--- EXERCISE AIM ---
Bring together all lines of the material below that contain the string "this".

>>

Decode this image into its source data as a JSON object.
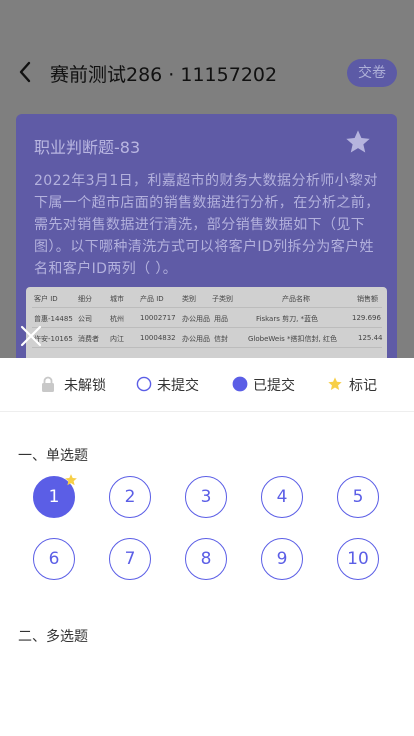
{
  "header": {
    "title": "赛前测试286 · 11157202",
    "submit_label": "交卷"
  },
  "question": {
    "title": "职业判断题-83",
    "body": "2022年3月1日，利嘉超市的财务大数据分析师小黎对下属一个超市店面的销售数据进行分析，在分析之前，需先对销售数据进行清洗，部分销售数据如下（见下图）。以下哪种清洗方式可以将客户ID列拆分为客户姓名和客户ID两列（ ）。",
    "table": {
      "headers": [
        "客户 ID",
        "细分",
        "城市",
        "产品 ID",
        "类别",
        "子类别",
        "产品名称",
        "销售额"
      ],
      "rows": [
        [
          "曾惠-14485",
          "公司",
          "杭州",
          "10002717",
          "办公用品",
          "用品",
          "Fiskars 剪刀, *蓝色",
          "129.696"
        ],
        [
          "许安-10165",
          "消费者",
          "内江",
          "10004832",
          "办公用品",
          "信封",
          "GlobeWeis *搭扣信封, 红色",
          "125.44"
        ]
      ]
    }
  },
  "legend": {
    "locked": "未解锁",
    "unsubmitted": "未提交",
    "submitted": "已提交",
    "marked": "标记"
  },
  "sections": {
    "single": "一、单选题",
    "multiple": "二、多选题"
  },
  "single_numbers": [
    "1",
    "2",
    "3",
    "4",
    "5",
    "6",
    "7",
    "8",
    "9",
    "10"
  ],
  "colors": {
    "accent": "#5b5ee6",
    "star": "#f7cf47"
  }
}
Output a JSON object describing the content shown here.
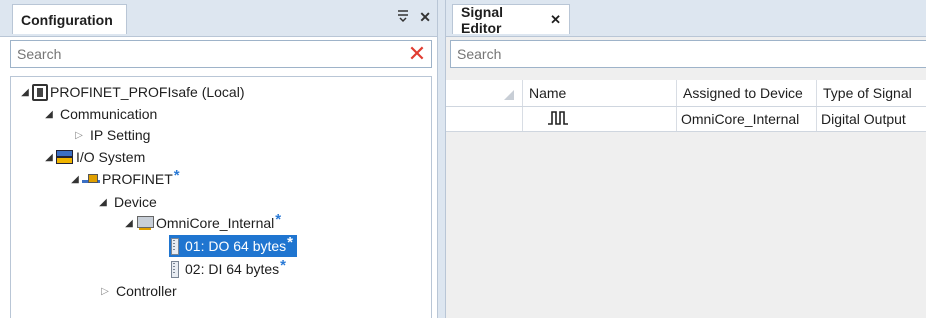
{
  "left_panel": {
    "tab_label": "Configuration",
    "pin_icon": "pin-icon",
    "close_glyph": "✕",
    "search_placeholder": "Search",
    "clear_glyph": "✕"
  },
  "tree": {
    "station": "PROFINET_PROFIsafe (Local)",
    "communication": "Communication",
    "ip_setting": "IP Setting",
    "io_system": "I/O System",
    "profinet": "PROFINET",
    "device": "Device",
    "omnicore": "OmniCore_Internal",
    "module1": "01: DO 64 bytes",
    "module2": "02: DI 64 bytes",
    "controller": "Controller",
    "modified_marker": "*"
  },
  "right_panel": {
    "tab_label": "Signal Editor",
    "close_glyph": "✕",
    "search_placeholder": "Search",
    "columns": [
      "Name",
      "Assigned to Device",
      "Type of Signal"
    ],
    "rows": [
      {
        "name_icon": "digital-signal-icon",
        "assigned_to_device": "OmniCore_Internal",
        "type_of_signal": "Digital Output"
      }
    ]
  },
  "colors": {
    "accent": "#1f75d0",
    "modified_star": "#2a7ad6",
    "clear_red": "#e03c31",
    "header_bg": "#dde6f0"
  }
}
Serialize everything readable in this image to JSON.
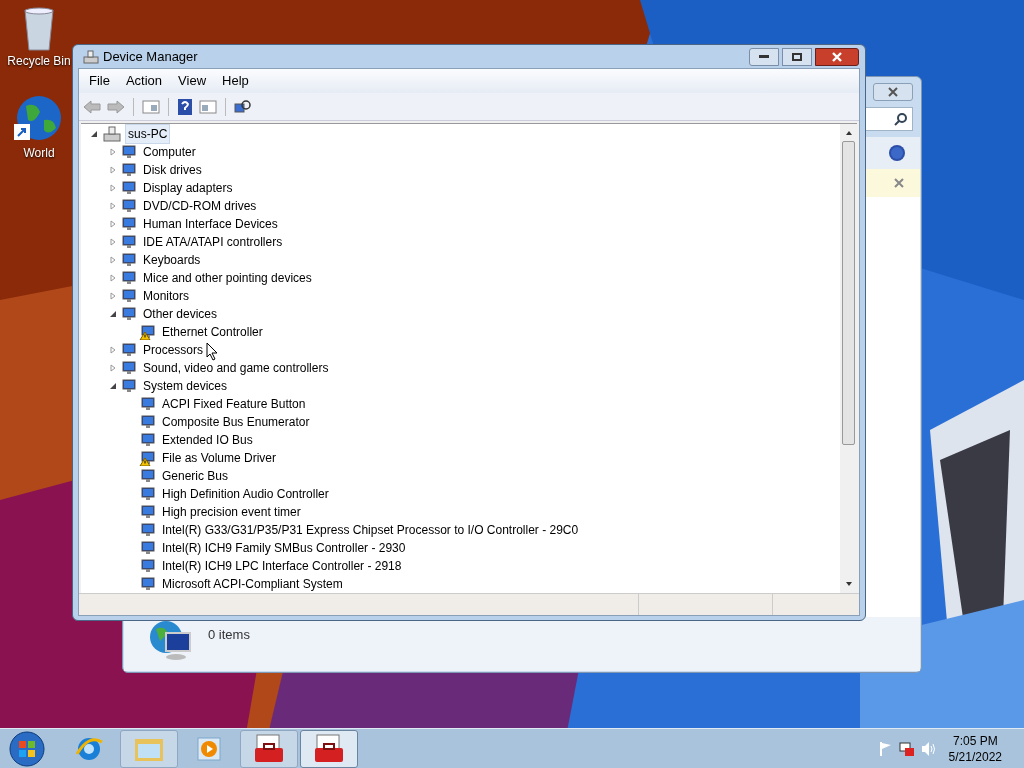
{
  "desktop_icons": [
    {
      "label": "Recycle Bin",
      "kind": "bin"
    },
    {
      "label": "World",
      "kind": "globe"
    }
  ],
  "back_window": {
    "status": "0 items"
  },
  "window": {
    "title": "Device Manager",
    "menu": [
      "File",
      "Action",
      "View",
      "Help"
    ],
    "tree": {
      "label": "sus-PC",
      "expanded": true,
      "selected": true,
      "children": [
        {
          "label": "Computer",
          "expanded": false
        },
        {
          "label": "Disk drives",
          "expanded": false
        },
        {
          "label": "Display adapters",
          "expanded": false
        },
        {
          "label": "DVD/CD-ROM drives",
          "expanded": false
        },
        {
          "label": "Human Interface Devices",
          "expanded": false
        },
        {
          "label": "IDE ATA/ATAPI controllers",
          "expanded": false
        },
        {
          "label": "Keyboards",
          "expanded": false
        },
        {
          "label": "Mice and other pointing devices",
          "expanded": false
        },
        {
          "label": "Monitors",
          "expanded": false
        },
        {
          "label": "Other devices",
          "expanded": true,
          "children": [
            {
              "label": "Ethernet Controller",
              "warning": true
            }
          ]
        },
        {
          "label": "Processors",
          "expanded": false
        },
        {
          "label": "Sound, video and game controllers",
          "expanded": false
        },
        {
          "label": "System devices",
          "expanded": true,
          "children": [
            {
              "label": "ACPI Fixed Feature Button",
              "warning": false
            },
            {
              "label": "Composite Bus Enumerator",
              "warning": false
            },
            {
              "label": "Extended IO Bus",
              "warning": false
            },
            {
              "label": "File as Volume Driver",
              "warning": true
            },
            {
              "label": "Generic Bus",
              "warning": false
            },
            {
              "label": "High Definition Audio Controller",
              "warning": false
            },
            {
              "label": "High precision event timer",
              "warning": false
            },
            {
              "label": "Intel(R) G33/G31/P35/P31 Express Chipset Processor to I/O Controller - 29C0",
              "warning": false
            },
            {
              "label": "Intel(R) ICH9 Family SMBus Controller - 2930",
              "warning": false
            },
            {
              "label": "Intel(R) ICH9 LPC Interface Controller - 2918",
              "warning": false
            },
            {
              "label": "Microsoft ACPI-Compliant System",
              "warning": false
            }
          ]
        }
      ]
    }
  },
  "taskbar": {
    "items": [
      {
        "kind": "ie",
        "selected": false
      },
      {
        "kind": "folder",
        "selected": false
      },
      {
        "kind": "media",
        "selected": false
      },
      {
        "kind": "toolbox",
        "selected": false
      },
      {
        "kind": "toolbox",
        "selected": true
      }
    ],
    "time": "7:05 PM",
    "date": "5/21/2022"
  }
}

<<

--- WRITTEN RESPONSE ---
Decode this image into its source data as a JSON object.
Serialize everything readable in this image to JSON.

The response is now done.